Written task
Locate every line below that contains the word "anos" and copy it.

Given records
________

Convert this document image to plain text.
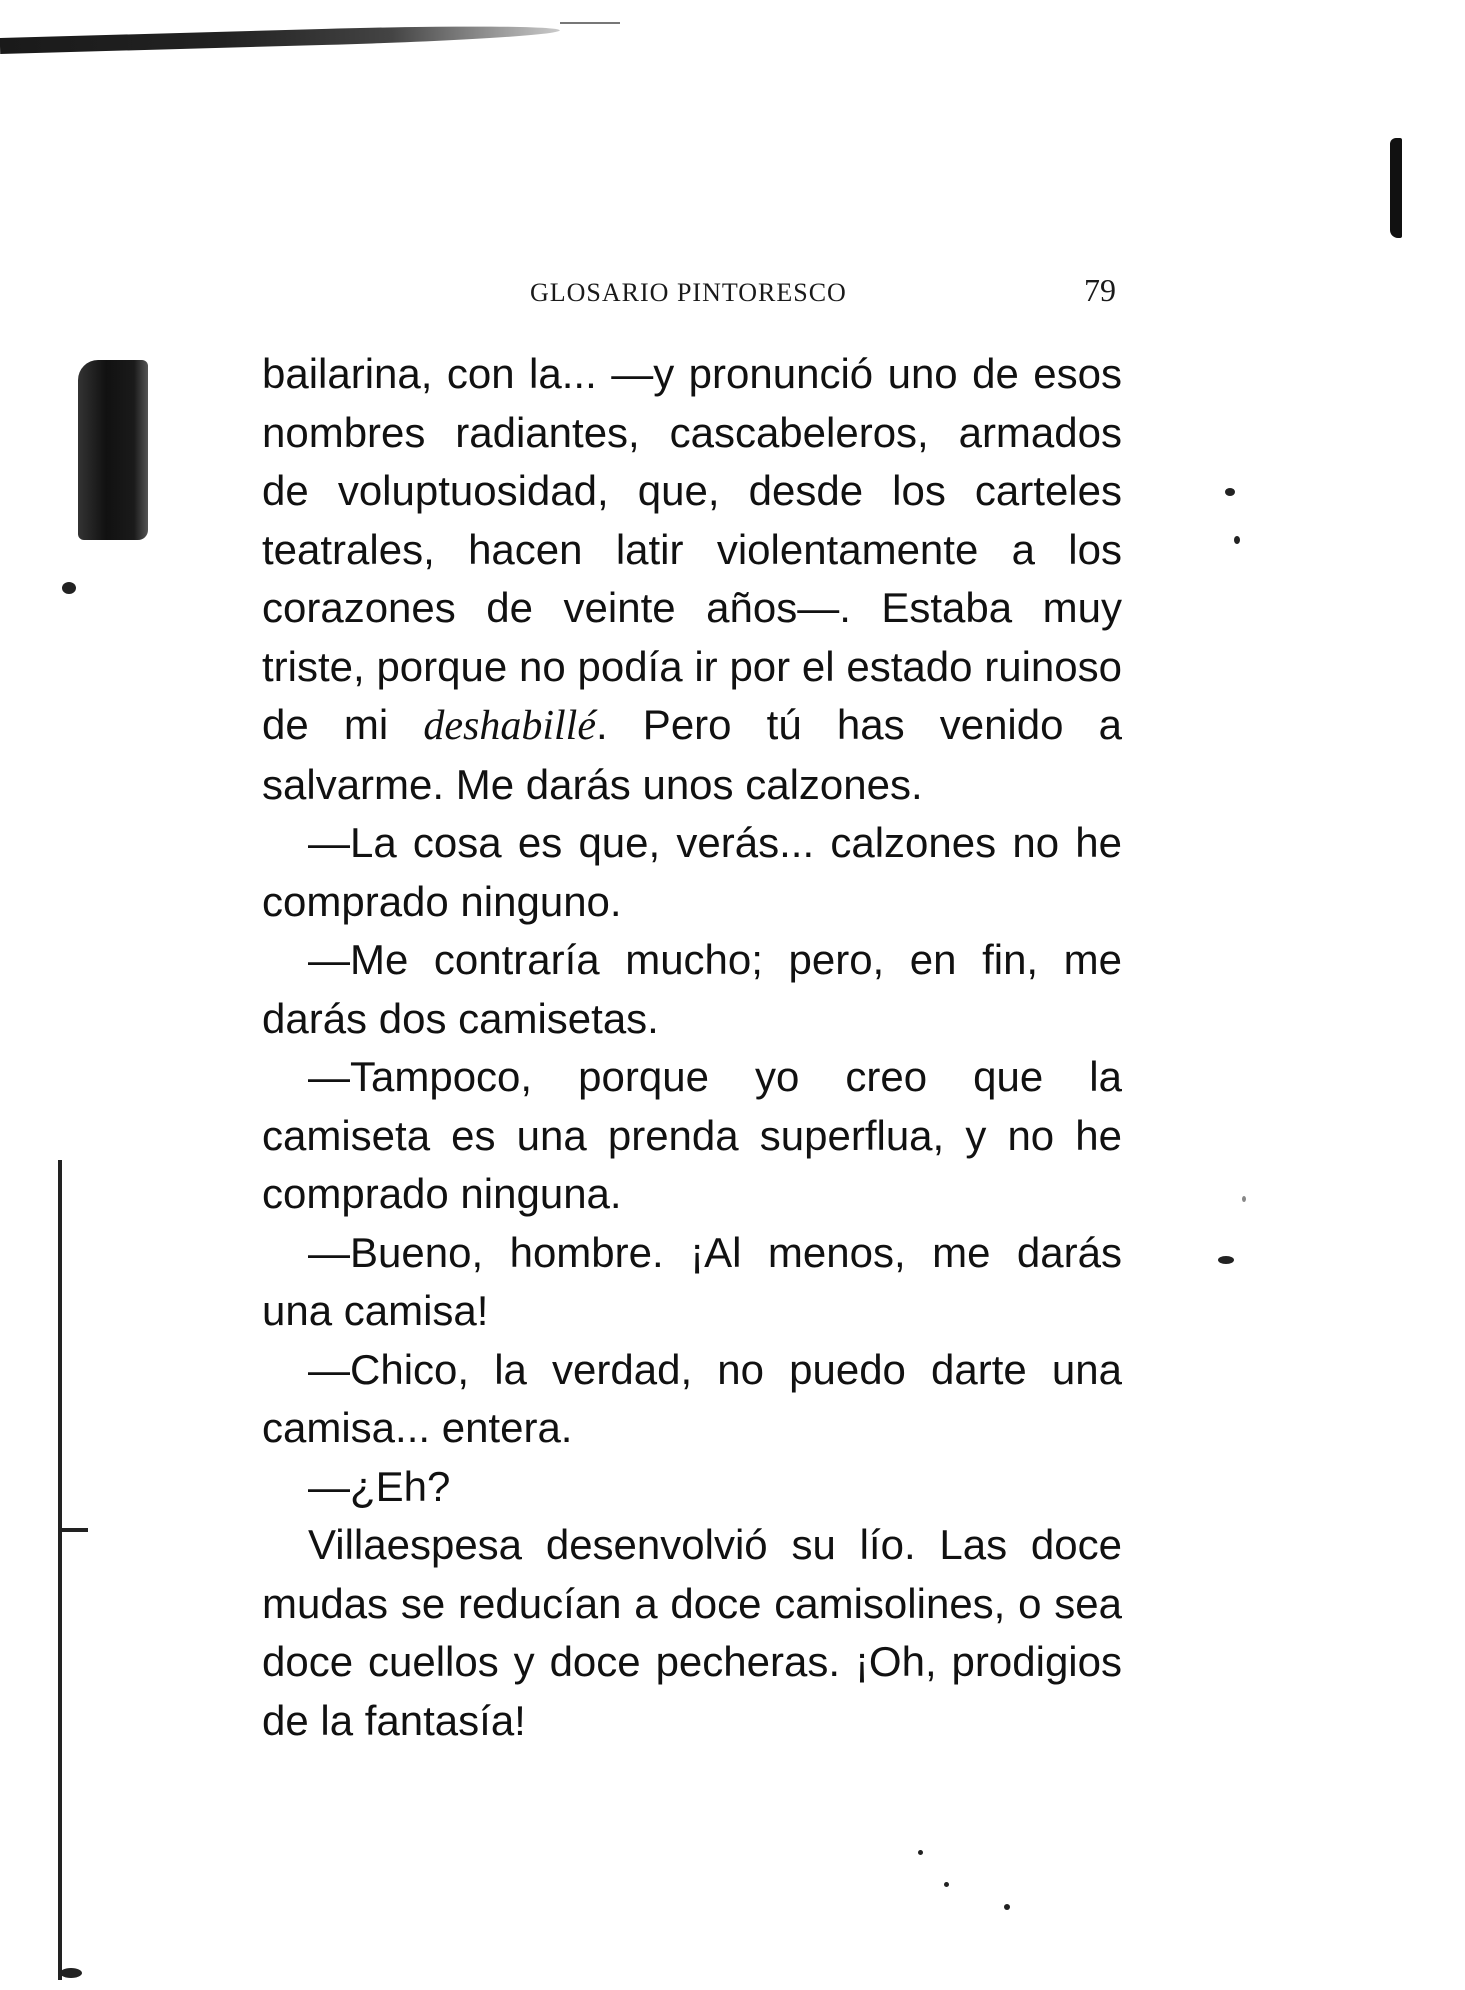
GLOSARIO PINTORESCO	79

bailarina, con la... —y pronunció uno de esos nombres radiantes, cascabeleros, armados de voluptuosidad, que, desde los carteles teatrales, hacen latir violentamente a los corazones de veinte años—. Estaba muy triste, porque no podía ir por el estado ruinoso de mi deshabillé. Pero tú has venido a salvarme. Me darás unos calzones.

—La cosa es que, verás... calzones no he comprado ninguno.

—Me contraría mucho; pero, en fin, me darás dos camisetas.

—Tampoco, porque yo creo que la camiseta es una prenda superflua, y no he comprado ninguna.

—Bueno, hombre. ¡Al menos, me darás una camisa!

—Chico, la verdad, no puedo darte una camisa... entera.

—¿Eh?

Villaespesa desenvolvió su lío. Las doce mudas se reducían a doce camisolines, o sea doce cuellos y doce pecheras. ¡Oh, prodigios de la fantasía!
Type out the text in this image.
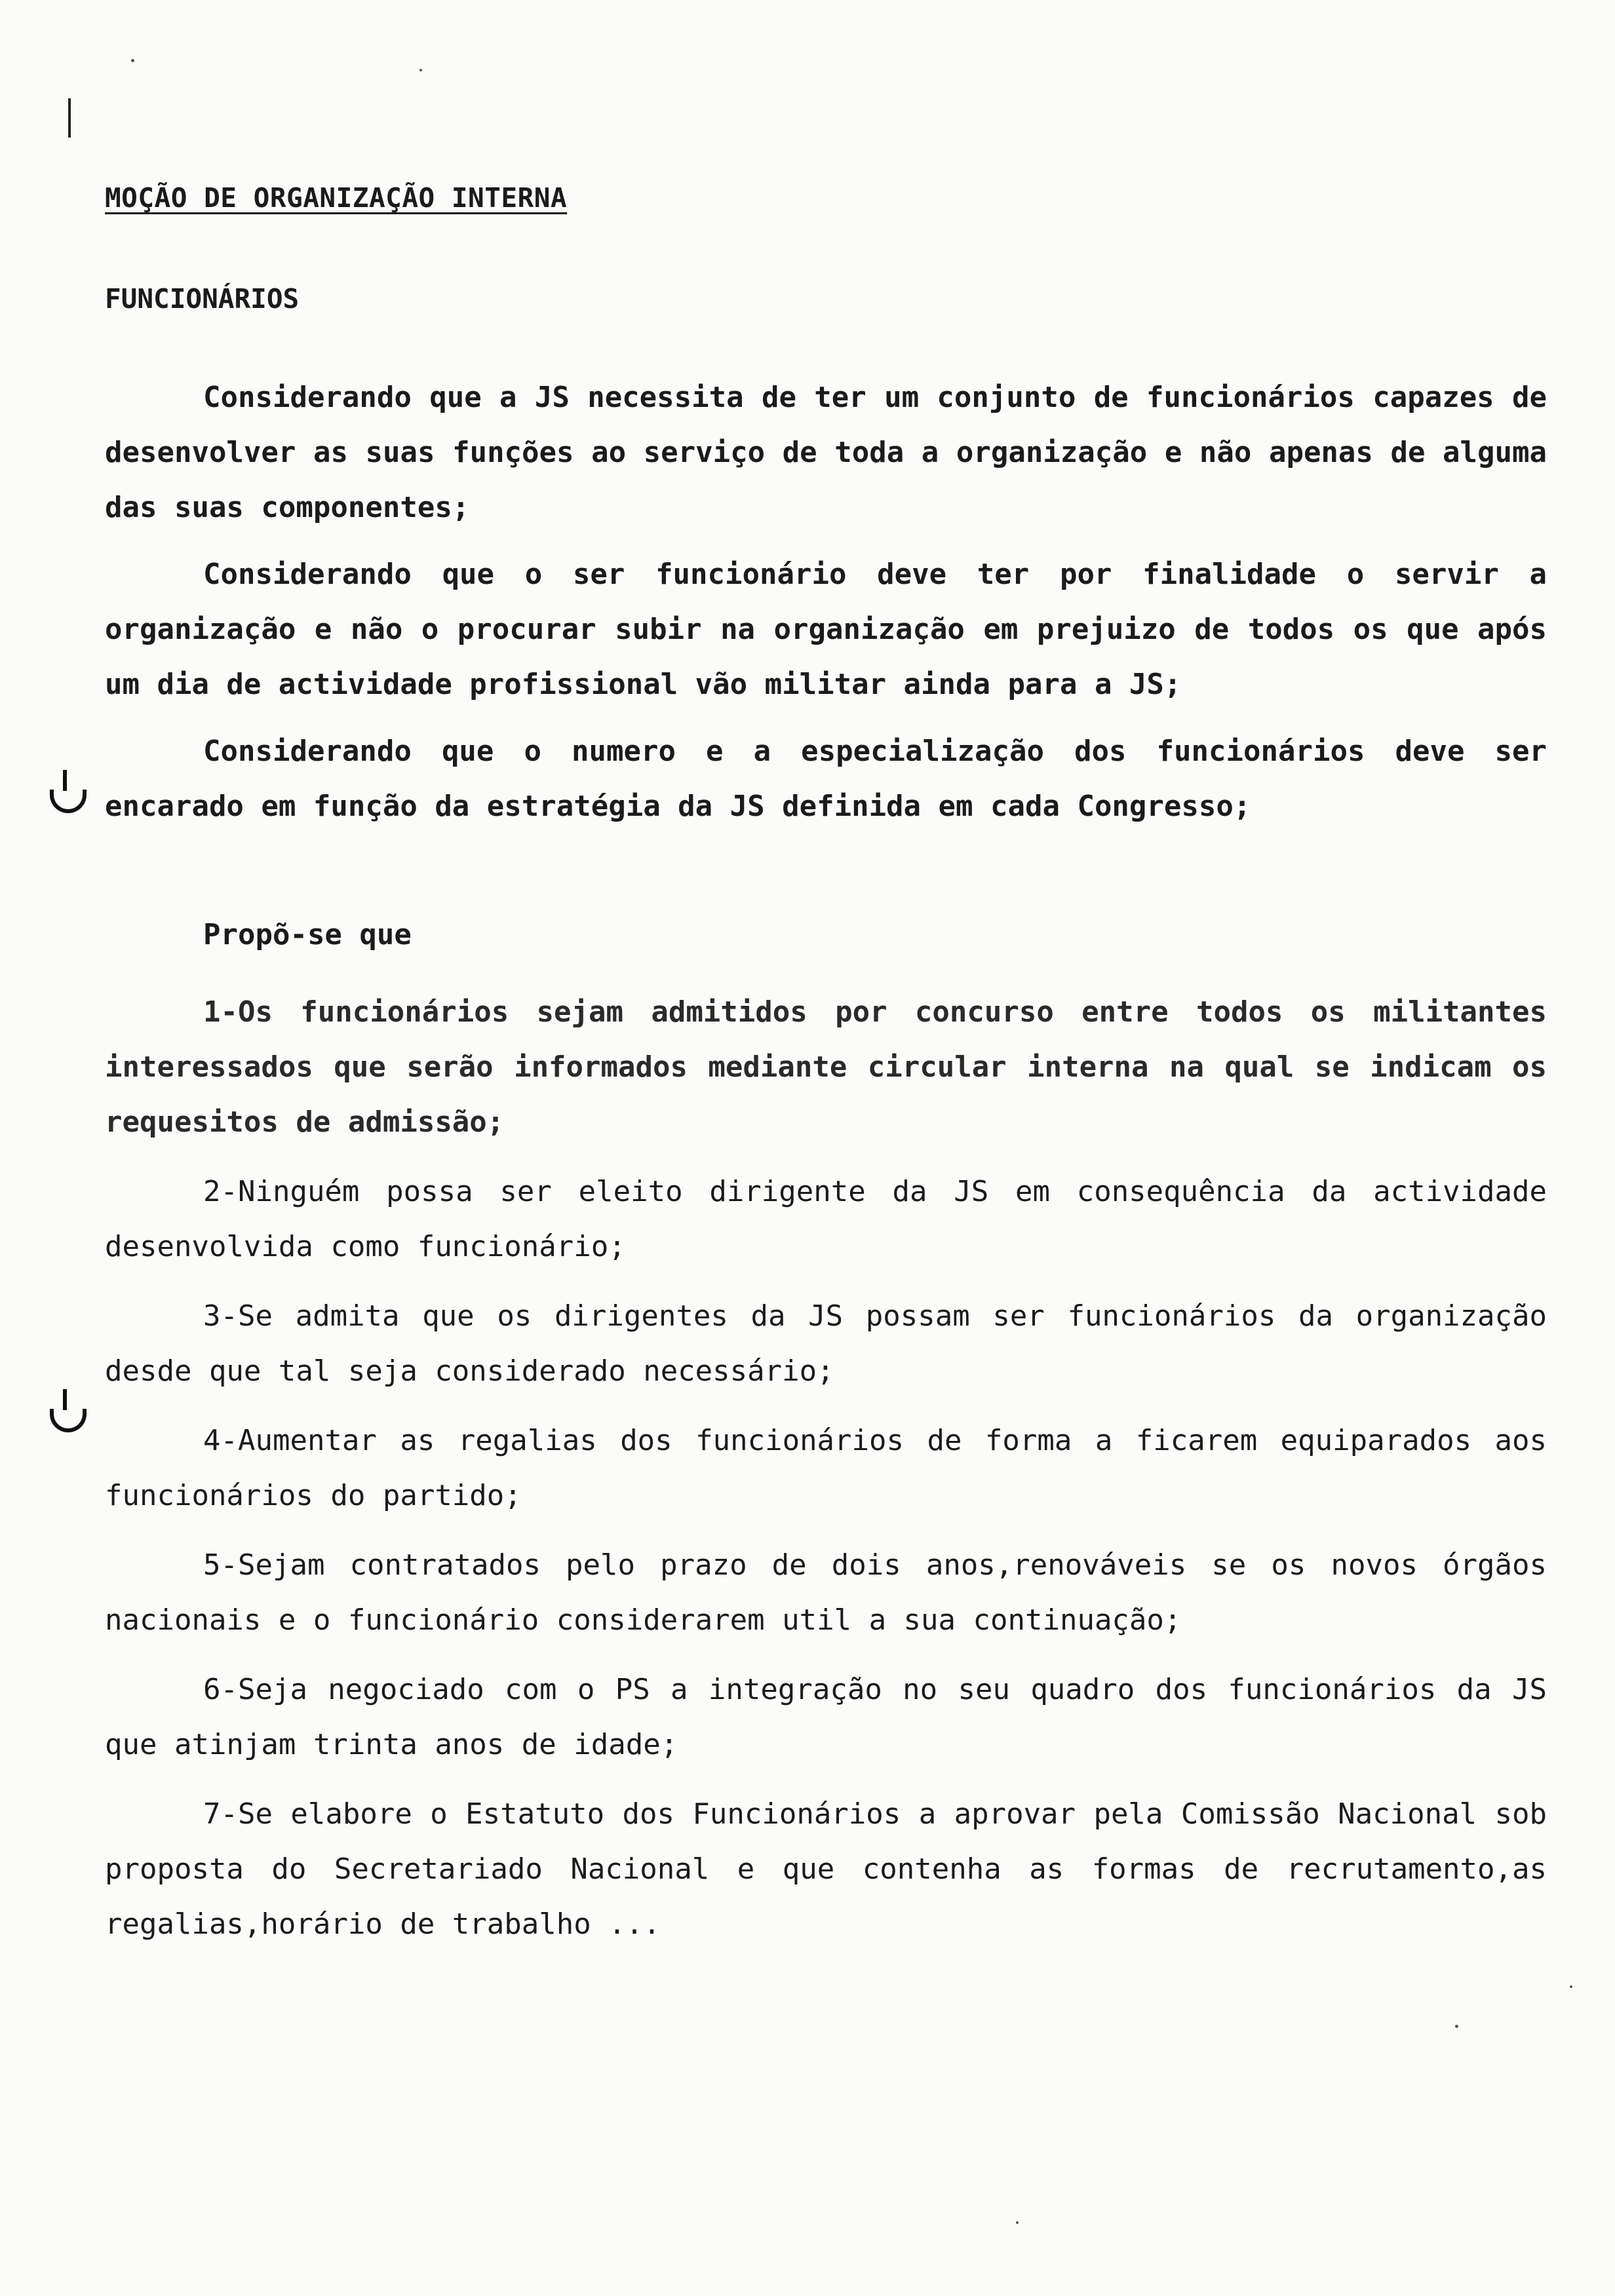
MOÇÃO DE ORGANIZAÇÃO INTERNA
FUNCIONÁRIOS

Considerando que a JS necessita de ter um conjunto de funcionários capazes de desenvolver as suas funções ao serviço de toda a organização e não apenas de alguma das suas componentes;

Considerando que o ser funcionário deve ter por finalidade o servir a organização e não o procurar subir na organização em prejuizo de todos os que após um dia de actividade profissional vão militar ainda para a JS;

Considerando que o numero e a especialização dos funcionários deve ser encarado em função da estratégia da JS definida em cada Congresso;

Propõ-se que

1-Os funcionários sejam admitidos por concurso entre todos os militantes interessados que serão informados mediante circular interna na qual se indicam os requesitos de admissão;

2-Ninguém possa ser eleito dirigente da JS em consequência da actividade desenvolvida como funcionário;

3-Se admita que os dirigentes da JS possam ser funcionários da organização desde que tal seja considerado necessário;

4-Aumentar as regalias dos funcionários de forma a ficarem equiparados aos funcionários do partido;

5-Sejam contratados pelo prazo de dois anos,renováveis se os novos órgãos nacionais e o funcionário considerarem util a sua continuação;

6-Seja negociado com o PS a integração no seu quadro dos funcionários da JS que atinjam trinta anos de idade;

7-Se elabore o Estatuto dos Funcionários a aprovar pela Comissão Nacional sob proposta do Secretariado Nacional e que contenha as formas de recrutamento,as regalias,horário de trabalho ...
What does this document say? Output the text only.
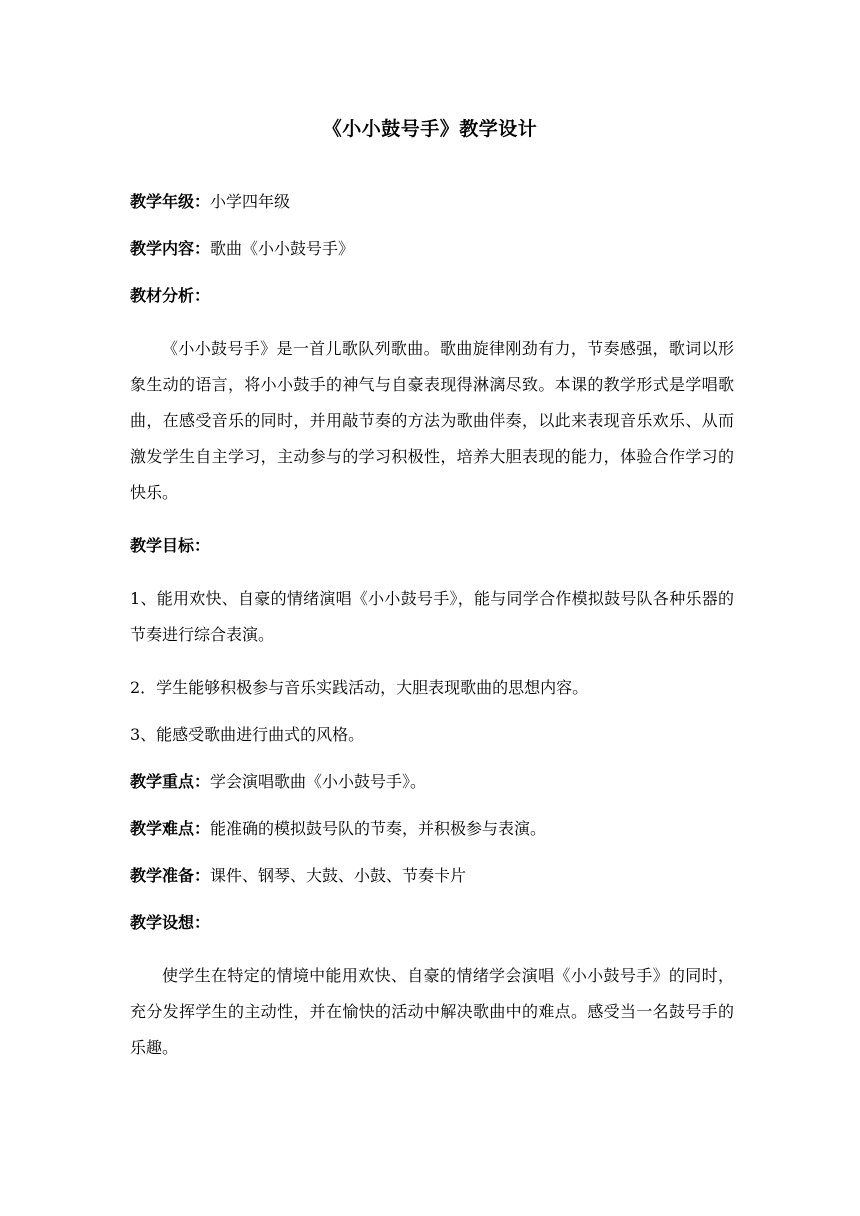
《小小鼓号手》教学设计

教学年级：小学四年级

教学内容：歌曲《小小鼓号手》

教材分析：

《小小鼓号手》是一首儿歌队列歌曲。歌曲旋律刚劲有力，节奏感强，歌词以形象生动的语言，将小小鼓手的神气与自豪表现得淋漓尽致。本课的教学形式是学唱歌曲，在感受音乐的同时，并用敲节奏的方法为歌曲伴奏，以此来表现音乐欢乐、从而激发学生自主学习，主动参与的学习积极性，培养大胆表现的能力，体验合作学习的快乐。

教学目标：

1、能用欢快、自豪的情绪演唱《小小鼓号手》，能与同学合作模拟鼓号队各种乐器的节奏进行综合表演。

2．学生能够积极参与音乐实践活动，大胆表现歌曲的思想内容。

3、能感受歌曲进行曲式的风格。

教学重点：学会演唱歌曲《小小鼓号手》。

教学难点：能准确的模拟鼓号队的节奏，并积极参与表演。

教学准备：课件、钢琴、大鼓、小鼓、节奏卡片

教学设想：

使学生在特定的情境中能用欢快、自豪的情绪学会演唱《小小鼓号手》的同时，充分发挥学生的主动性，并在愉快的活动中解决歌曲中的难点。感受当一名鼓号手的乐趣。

________

Answer
5-Sejam contratados pelo prazo de dois anos,renováveis se os novos órgãos nacionais e o funcionário considerarem util a sua continuação;
6-Seja negociado com o PS a integração no seu quadro dos funcionários da JS que atinjam trinta anos de idade;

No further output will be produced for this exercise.